STORED RECORDS start

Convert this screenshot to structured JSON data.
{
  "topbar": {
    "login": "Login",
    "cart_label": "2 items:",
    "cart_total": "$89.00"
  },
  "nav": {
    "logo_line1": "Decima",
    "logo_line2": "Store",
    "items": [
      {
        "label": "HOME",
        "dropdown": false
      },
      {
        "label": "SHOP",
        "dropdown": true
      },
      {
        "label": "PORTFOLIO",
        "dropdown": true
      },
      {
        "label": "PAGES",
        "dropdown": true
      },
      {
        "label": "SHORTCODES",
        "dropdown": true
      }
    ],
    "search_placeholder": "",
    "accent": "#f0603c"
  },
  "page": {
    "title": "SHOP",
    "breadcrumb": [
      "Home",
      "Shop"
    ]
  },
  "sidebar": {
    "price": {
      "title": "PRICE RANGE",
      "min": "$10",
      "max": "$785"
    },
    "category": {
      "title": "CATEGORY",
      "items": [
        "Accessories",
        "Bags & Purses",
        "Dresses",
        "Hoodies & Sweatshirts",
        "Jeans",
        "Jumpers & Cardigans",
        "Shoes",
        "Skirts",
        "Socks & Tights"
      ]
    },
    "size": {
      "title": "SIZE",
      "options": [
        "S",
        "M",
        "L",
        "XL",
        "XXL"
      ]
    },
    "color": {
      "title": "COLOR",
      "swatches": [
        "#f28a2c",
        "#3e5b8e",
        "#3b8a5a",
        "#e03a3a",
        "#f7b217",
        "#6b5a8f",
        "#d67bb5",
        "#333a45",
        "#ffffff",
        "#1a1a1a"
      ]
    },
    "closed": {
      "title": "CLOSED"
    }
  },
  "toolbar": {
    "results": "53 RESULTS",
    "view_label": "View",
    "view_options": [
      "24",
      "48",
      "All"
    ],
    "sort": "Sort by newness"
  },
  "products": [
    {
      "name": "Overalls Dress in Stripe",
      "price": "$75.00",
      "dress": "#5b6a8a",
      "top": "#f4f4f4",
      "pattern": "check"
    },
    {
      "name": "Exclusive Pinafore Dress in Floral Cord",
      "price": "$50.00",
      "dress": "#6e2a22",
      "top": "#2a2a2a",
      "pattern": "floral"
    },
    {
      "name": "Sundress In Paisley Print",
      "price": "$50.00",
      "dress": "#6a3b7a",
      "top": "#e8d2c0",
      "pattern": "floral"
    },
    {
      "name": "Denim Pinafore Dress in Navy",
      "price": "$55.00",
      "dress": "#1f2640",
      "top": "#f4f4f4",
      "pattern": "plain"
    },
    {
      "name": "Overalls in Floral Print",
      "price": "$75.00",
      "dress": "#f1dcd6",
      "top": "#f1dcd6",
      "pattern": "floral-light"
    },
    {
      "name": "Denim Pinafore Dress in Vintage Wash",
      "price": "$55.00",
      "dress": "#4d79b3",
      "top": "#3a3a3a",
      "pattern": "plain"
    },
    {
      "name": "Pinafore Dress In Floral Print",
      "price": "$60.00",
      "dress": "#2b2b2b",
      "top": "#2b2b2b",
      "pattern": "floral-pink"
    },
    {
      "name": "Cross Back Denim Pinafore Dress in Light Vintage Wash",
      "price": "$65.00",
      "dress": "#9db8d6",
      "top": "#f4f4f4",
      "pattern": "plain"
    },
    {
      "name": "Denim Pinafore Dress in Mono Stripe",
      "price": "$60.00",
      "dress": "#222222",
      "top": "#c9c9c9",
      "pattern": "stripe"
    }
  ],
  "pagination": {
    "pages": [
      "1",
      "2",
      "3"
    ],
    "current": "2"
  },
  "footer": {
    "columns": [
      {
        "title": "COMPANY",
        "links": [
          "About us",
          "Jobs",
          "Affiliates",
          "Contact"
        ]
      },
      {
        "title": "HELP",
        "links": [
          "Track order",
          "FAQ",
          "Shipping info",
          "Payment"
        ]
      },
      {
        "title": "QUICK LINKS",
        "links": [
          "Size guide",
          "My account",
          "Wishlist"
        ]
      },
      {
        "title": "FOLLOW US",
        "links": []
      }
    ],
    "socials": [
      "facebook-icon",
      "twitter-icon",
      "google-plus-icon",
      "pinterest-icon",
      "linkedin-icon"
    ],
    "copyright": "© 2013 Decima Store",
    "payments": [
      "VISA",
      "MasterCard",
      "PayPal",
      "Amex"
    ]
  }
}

STORED RECORDS end

**THE PROBLEM:** Collect each line of the entries that has the word "Vintage", copying it in full.

**RESULT:**
      "name": "Denim Pinafore Dress in Vintage Wash",
      "name": "Cross Back Denim Pinafore Dress in Light Vintage Wash",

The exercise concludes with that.